• [Work to do]: Reproduce the records. Keep every word exact and include no images.

[START OF Data for the task]

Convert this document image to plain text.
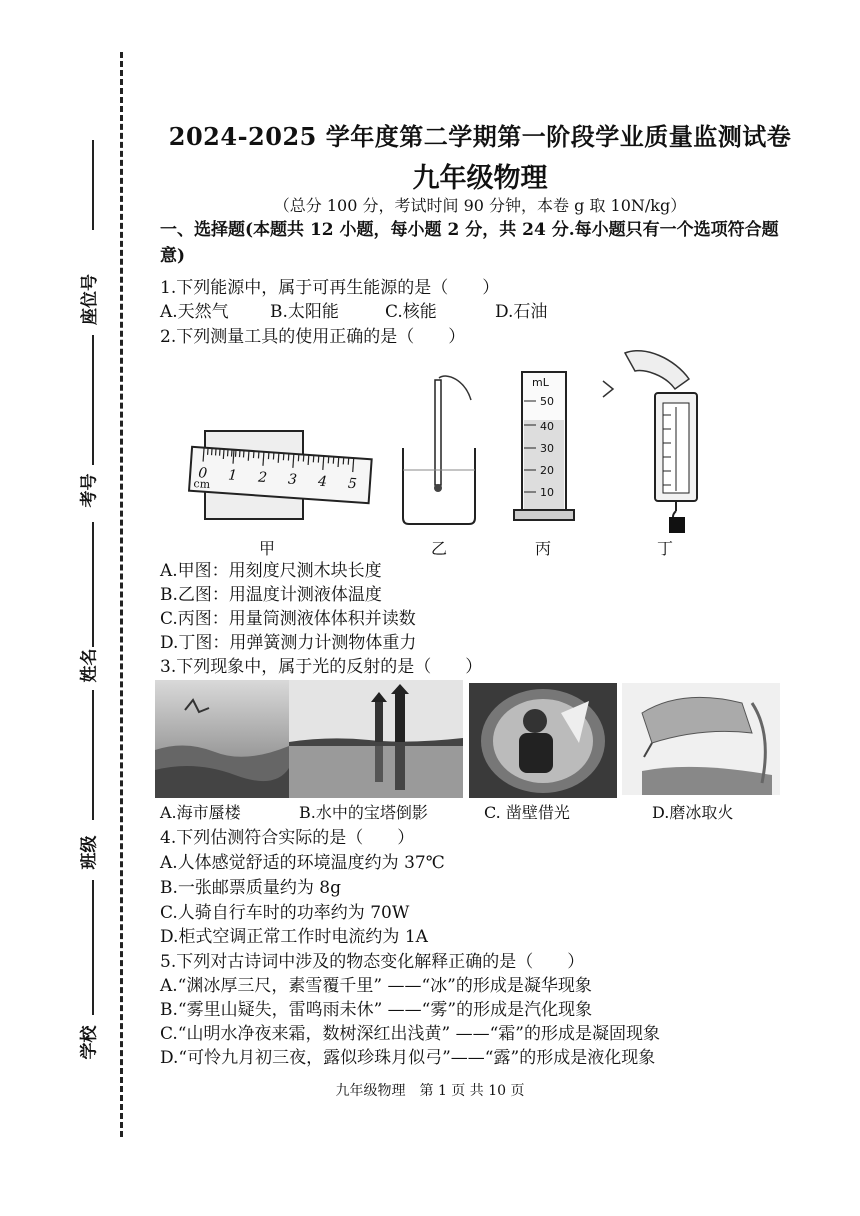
座位号
考号
姓名
班级
学校
2024-2025 学年度第二学期第一阶段学业质量监测试卷
九年级物理
（总分 100 分，考试时间 90 分钟，本卷 g 取 10N/kg）
一、选择题(本题共 12 小题，每小题 2 分，共 24 分.每小题只有一个选项符合题意)
1.下列能源中，属于可再生能源的是（　　）
A.天然气 B.太阳能	C.核能	D.石油
2.下列测量工具的使用正确的是（　　）
0 1 2 3 4 5
cm
mL
50
40
30
20
10
甲	乙	丙	丁
A.甲图：用刻度尺测木块长度
B.乙图：用温度计测液体温度
C.丙图：用量筒测液体体积并读数
D.丁图：用弹簧测力计测物体重力
3.下列现象中，属于光的反射的是（　　）
A.海市蜃楼	B.水中的宝塔倒影	C. 凿壁借光	D.磨冰取火
4.下列估测符合实际的是（　　）
A.人体感觉舒适的环境温度约为 37℃
B.一张邮票质量约为 8g
C.人骑自行车时的功率约为 70W
D.柜式空调正常工作时电流约为 1A
5.下列对古诗词中涉及的物态变化解释正确的是（　　）
A.“渊冰厚三尺，素雪覆千里” ——“冰”的形成是凝华现象
B.“雾里山疑失，雷鸣雨未休” ——“雾”的形成是汽化现象
C.“山明水净夜来霜，数树深红出浅黄” ——“霜”的形成是凝固现象
D.“可怜九月初三夜，露似珍珠月似弓”——“露”的形成是液化现象
九年级物理　第 1 页 共 10 页
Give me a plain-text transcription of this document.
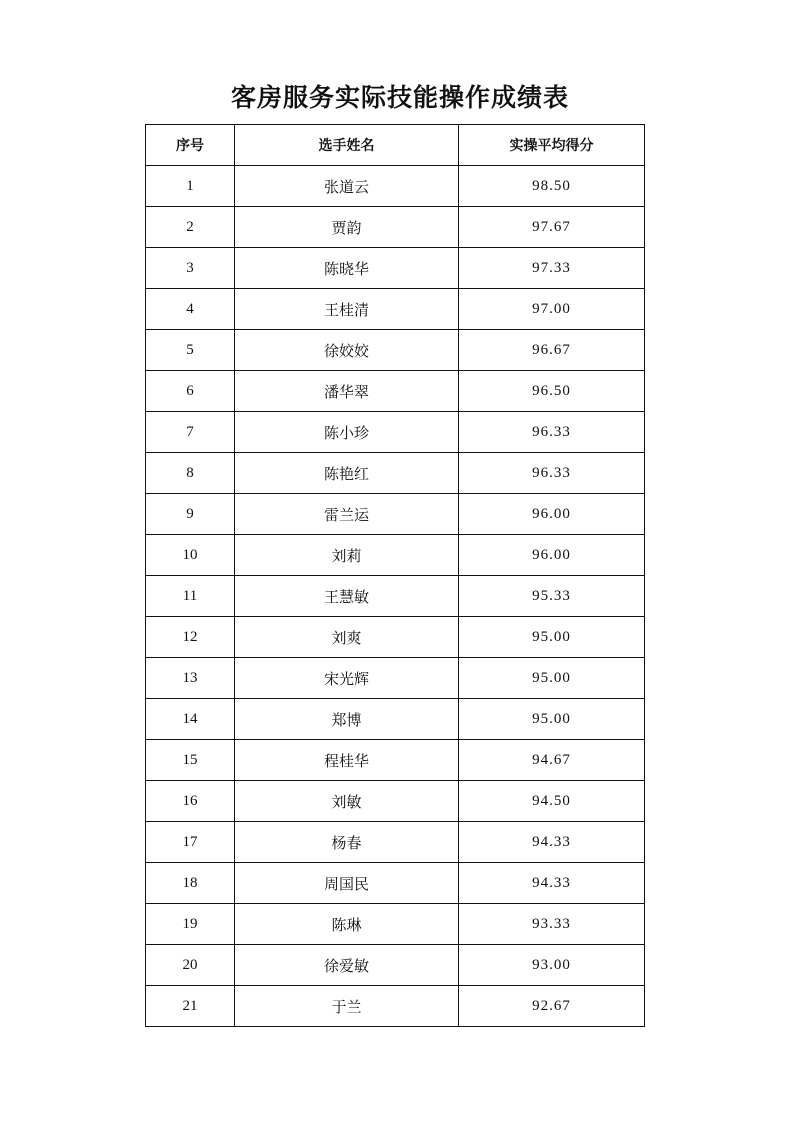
客房服务实际技能操作成绩表
序号	选手姓名	实操平均得分
1	张道云	98.50
2	贾韵	97.67
3	陈晓华	97.33
4	王桂清	97.00
5	徐姣姣	96.67
6	潘华翠	96.50
7	陈小珍	96.33
8	陈艳红	96.33
9	雷兰运	96.00
10	刘莉	96.00
11	王慧敏	95.33
12	刘爽	95.00
13	宋光辉	95.00
14	郑博	95.00
15	程桂华	94.67
16	刘敏	94.50
17	杨春	94.33
18	周国民	94.33
19	陈琳	93.33
20	徐爱敏	93.00
21	于兰	92.67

[END OF Data for the task]

• [Exercise response]:
Convert this document image to plain text.
座位号
考号
姓名
班级
学校
2024-2025 学年度第二学期第一阶段学业质量监测试卷
九年级物理
（总分 100 分，考试时间 90 分钟，本卷 g 取 10N/kg）
一、选择题(本题共 12 小题，每小题 2 分，共 24 分.每小题只有一个选项符合题意)
1.下列能源中，属于可再生能源的是（　　）
A.天然气 B.太阳能	C.核能	D.石油
2.下列测量工具的使用正确的是（　　）
0 1 2 3 4 5
cm
mL
50
40
30
20
10
甲	乙	丙	丁
A.甲图：用刻度尺测木块长度
B.乙图：用温度计测液体温度
C.丙图：用量筒测液体体积并读数
D.丁图：用弹簧测力计测物体重力
3.下列现象中，属于光的反射的是（　　）
A.海市蜃楼	B.水中的宝塔倒影	C. 凿壁借光	D.磨冰取火
4.下列估测符合实际的是（　　）
A.人体感觉舒适的环境温度约为 37℃
B.一张邮票质量约为 8g
C.人骑自行车时的功率约为 70W
D.柜式空调正常工作时电流约为 1A
5.下列对古诗词中涉及的物态变化解释正确的是（　　）
A.“渊冰厚三尺，素雪覆千里” ——“冰”的形成是凝华现象
B.“雾里山疑失，雷鸣雨未休” ——“雾”的形成是汽化现象
C.“山明水净夜来霜，数树深红出浅黄” ——“霜”的形成是凝固现象
D.“可怜九月初三夜，露似珍珠月似弓”——“露”的形成是液化现象
九年级物理　第 1 页 共 10 页
Give me a plain-text transcription of this document.
客房服务实际技能操作成绩表
序号	选手姓名	实操平均得分
1	张道云	98.50
2	贾韵	97.67
3	陈晓华	97.33
4	王桂清	97.00
5	徐姣姣	96.67
6	潘华翠	96.50
7	陈小珍	96.33
8	陈艳红	96.33
9	雷兰运	96.00
10	刘莉	96.00
11	王慧敏	95.33
12	刘爽	95.00
13	宋光辉	95.00
14	郑博	95.00
15	程桂华	94.67
16	刘敏	94.50
17	杨春	94.33
18	周国民	94.33
19	陈琳	93.33
20	徐爱敏	93.00
21	于兰	92.67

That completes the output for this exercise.